→ **Goal**:
Filter the records below and copy every line containing the word "aquí".

→ **Input material**:
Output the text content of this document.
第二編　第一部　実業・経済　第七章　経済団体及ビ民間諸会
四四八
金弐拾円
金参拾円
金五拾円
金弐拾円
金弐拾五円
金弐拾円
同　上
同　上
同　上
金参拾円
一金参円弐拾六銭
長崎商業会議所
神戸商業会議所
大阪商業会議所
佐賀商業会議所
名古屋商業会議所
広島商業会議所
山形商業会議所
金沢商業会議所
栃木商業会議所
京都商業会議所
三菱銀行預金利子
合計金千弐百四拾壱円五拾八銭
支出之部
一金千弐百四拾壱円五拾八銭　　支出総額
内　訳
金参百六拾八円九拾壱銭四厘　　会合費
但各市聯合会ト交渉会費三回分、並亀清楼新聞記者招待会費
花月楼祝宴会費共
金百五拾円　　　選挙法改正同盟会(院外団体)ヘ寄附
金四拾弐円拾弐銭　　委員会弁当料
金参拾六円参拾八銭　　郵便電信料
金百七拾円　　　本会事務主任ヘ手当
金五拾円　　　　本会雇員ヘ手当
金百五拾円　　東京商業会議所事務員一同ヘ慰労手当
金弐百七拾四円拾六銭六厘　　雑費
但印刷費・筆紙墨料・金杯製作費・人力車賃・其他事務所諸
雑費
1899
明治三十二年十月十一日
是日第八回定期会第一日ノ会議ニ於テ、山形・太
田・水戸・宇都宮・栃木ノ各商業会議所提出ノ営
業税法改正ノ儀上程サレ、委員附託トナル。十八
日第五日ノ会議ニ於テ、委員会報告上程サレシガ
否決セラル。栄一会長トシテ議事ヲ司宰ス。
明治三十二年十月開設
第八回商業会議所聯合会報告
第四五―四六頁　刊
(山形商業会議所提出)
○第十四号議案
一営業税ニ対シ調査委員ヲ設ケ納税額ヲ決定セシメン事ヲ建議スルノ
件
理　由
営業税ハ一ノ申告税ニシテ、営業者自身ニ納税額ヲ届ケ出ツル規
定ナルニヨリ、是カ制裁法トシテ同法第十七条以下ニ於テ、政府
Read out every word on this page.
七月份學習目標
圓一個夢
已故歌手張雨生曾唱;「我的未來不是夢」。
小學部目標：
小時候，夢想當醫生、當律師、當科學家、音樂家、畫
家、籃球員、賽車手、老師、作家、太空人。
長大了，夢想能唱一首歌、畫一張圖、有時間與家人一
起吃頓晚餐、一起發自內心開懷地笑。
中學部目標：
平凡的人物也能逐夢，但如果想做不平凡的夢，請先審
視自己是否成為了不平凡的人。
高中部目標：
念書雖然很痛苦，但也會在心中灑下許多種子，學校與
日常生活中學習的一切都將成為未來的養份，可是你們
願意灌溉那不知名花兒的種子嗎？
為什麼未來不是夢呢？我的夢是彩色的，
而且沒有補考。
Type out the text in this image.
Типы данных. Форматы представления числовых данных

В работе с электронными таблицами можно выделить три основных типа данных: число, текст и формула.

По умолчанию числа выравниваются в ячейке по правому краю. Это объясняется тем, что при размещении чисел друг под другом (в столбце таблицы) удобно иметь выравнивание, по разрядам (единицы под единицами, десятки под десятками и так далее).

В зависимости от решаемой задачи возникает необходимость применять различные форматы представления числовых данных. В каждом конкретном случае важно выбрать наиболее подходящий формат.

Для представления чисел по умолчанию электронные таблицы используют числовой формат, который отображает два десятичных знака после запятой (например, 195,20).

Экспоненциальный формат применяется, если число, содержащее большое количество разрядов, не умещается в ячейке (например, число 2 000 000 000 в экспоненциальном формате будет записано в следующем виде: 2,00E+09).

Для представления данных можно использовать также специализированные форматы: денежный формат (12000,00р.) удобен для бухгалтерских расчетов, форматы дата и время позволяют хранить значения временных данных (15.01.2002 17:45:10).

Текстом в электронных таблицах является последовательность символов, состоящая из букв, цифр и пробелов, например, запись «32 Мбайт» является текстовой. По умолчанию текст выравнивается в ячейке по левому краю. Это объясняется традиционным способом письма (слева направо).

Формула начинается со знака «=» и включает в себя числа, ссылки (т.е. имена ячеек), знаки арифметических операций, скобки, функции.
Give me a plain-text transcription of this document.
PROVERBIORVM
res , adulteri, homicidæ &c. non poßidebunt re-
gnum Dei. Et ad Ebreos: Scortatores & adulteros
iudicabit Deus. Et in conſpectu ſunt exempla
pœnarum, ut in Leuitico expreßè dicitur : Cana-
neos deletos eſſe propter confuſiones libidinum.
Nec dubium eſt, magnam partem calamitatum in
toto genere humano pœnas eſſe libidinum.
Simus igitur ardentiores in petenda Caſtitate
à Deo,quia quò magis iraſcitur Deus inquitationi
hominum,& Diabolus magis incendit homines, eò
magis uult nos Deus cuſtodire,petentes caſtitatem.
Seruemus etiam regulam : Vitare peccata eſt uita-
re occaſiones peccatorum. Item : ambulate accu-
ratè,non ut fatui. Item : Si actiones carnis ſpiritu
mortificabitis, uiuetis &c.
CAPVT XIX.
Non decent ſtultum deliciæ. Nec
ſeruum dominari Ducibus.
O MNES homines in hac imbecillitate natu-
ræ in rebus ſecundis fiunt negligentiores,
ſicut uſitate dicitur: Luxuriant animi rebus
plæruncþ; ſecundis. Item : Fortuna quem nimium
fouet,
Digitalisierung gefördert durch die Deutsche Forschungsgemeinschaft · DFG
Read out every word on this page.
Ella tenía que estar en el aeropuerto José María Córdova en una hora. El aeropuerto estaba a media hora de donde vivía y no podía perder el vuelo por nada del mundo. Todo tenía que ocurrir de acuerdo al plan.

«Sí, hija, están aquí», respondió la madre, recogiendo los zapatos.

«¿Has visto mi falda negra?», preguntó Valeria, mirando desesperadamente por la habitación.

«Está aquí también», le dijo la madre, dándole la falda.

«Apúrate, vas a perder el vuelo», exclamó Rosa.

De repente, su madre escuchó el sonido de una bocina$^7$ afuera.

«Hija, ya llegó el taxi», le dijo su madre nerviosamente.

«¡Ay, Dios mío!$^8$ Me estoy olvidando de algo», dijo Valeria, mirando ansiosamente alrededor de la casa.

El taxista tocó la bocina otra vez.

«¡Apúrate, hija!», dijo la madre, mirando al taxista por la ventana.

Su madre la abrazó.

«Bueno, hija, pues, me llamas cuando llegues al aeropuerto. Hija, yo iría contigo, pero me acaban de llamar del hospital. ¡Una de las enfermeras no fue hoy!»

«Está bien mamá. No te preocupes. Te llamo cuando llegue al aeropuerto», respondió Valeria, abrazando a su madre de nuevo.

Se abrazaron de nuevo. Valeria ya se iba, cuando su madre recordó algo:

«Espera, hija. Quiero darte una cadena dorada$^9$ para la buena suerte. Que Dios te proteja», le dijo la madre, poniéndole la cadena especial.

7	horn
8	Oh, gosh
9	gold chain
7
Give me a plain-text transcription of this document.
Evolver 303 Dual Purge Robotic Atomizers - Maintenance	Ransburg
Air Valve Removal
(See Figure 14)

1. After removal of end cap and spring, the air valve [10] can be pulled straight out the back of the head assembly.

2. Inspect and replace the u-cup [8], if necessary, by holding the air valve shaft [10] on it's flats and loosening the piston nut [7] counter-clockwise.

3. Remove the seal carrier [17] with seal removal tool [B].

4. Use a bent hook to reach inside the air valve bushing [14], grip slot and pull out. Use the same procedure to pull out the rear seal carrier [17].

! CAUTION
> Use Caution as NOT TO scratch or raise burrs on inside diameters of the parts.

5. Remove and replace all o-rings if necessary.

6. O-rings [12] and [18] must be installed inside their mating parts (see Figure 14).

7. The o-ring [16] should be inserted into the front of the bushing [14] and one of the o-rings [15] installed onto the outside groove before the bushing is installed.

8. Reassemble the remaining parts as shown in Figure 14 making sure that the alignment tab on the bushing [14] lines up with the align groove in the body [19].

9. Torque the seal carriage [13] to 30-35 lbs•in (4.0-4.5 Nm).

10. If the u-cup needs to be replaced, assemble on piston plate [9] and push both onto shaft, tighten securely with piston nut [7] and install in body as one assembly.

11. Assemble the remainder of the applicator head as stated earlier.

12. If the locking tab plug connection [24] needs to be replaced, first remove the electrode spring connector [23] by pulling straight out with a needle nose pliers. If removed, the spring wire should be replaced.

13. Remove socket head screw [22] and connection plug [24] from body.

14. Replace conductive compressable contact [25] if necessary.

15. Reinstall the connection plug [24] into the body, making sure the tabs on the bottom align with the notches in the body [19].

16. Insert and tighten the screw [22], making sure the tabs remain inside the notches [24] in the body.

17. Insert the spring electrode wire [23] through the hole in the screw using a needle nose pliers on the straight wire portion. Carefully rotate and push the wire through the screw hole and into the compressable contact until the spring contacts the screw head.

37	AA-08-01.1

→ **Complete output**:
«Sí, hija, están aquí», respondió la madre, recogiendo los zapatos.
«Está aquí también», le dijo la madre, dándole la falda.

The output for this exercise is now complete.